:: Tasks to perform ::
- 1) From the lace company history, name each officer of the reorganized company along with the title that person held.
- 2) Translate this sentence from the lace company history into Spanish: "On February 2, 1887, the capital stock was increased to $100,000."

:: Page extract ::

In 1892, Mr. Atkins severed his connection with the original venture and established the Wyoming Valley Lace Company which remodeled the old Hillard mill on Union street and began business on a small scale. His interest in the pioneer company was purchased by representative local men and the business was reorganized with John Welles Hollenback, president; George S. Bennett, vice-president; Henry A. Dunning, secretary and Clarence Whitman of New York, treasurer. This list of officers and a directorate made up of some of the inost representative men of the period was an assurance that what the concern needed in the development of its business would be forthcoming.


This assurance has been generously fulfilled. On September 3, 1885, the capital of the concern was doubled and additions built to the original plant. On February 2, 1887, the capital stock was increased to $100,000. By 1890 the amount of capital invested had grown to $500,000 and again in 1902, when extensive additions were required, the capital stock was increased to $1,000,000.


The company is the only concern of its kind equipped to transform raw cotton through a continuous process into a perfected curtain ready for the market. On a part of its extensive land holdings, the company was likewise a pioneer in building roomy, comfortable and modern homes for many of its employees. These homes possess an architectural beauty not often to be found in buildings of their type and vie in upkeep and surroundings with residences along the most exclusive streets of the city.

:: Information shown ::
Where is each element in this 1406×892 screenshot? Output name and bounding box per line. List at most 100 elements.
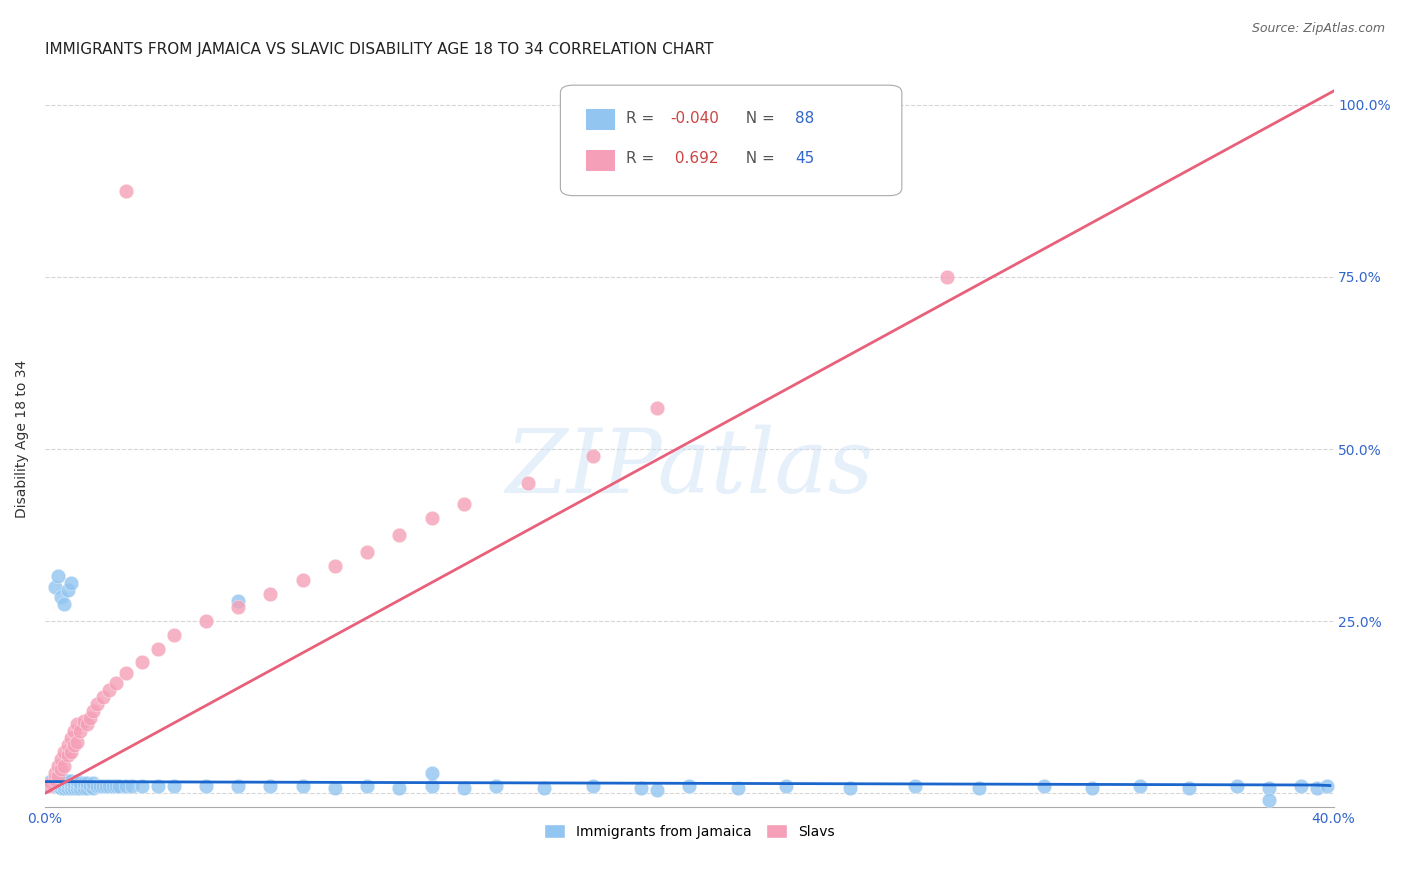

:: Solved problems ::
- 1)
John Welles Hollenback, president
George S. Bennett, vice-president
Henry A. Dunning, secretary
Clarence Whitman of New York, treasurer

- 2) El 2 de febrero de 1887, el capital social se aumentó a 100.000 dólares.